> Written request
Extract every line from the records below that contains the word "document".
○ ○ ○ ○ ○ ○ ○
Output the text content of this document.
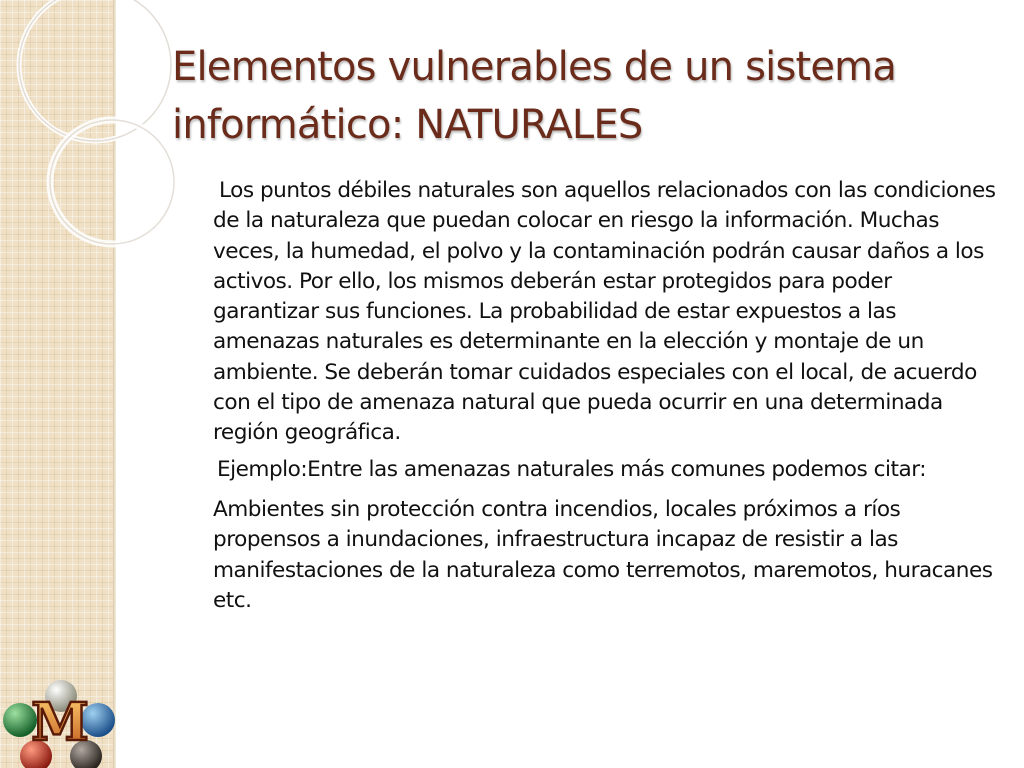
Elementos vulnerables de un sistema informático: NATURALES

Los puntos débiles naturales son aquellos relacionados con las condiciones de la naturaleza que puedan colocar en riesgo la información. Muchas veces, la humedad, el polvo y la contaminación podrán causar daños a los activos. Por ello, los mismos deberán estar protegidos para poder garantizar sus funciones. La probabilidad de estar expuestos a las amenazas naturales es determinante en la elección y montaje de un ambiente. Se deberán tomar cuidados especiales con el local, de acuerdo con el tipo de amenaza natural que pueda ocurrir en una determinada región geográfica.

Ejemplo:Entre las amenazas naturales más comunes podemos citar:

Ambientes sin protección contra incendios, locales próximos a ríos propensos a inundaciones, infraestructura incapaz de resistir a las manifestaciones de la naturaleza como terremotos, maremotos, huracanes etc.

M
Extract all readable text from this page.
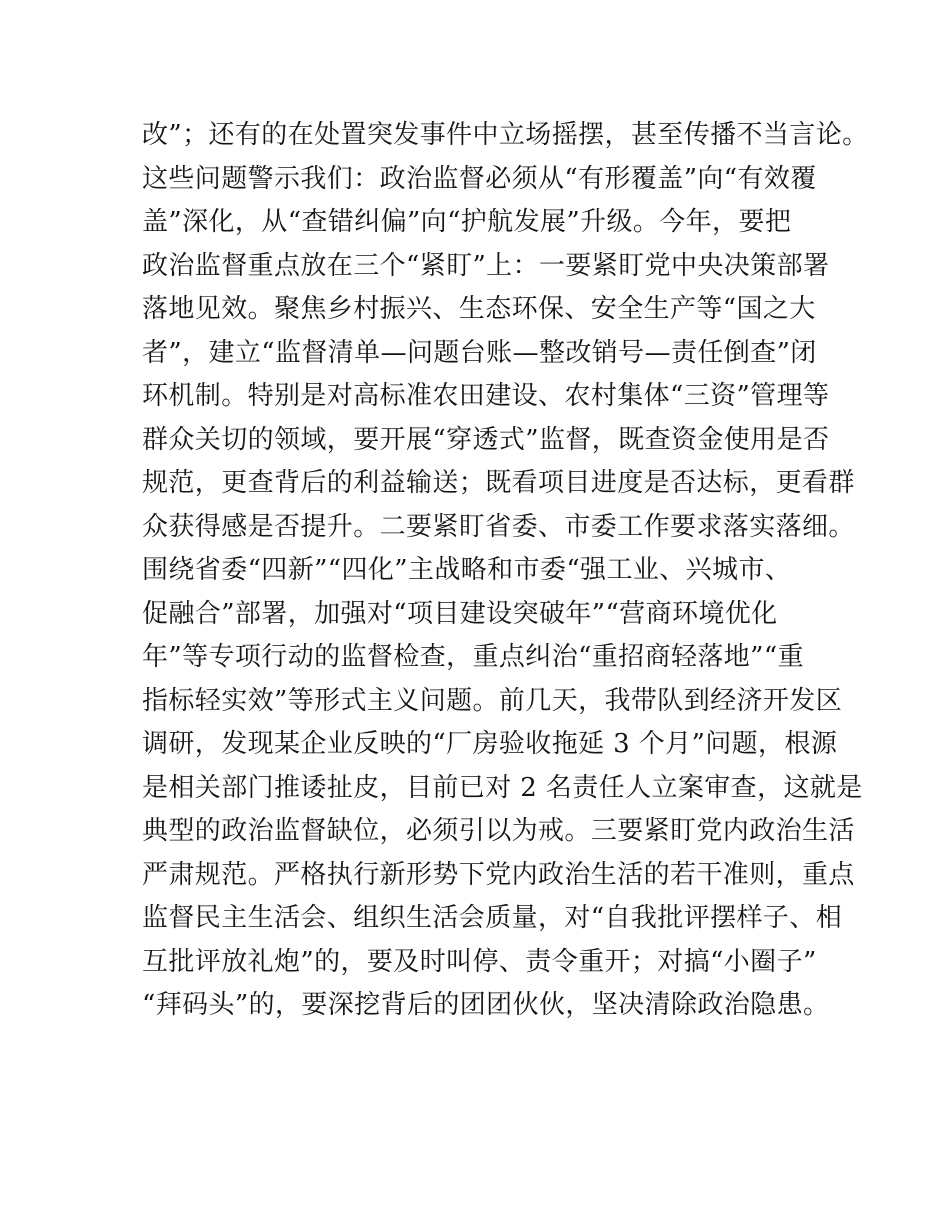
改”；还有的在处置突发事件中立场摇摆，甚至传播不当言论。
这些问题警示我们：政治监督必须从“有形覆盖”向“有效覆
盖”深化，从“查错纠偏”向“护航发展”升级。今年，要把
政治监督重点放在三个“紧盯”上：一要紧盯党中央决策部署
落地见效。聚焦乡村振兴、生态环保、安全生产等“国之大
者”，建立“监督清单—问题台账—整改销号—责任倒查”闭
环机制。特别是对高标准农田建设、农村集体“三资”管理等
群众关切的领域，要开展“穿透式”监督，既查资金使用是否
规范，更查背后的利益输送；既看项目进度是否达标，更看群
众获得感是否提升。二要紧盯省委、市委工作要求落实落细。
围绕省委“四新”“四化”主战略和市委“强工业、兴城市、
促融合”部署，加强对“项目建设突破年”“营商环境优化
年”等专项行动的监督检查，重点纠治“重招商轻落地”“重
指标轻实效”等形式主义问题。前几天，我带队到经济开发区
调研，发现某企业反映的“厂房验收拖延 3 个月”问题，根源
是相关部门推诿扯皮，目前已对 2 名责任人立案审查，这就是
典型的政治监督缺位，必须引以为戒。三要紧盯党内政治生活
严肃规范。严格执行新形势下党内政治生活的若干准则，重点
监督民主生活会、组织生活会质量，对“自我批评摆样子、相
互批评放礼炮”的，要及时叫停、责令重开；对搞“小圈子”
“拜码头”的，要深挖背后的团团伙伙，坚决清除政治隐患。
○ ○ ○ ○ ○ ○ ○
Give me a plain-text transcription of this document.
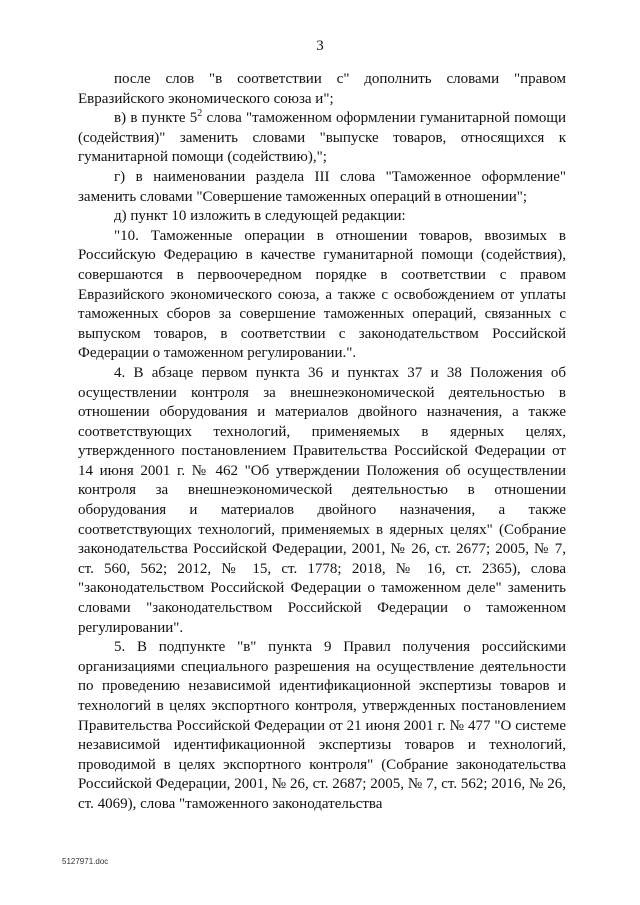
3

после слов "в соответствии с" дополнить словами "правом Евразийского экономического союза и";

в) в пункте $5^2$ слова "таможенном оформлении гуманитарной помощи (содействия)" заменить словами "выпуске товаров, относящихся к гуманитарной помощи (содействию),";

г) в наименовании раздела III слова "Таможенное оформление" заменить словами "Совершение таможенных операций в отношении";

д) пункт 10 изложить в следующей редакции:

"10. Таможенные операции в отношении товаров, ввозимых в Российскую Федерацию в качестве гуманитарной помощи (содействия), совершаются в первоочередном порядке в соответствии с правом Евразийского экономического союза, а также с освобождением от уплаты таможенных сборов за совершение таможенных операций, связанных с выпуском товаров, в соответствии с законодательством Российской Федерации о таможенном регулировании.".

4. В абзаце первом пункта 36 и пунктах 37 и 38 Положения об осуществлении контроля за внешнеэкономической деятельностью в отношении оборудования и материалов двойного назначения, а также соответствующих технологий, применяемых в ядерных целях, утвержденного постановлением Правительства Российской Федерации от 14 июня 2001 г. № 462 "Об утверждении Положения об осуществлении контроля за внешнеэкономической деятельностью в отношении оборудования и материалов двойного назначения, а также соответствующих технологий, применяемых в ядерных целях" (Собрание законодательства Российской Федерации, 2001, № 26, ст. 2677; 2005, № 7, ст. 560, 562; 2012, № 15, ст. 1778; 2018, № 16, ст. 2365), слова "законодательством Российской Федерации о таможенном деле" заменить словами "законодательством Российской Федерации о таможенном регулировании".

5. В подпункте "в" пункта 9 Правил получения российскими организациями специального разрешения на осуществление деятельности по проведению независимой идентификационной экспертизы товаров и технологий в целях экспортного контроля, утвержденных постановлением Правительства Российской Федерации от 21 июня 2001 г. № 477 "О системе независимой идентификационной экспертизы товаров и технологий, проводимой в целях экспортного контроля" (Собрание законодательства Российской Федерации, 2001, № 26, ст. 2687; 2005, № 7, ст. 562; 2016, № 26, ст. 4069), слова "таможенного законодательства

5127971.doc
○ ○ ○ ○ ○ ○ ○
> Correct answer
Output the text content of this document.
Give me a plain-text transcription of this document.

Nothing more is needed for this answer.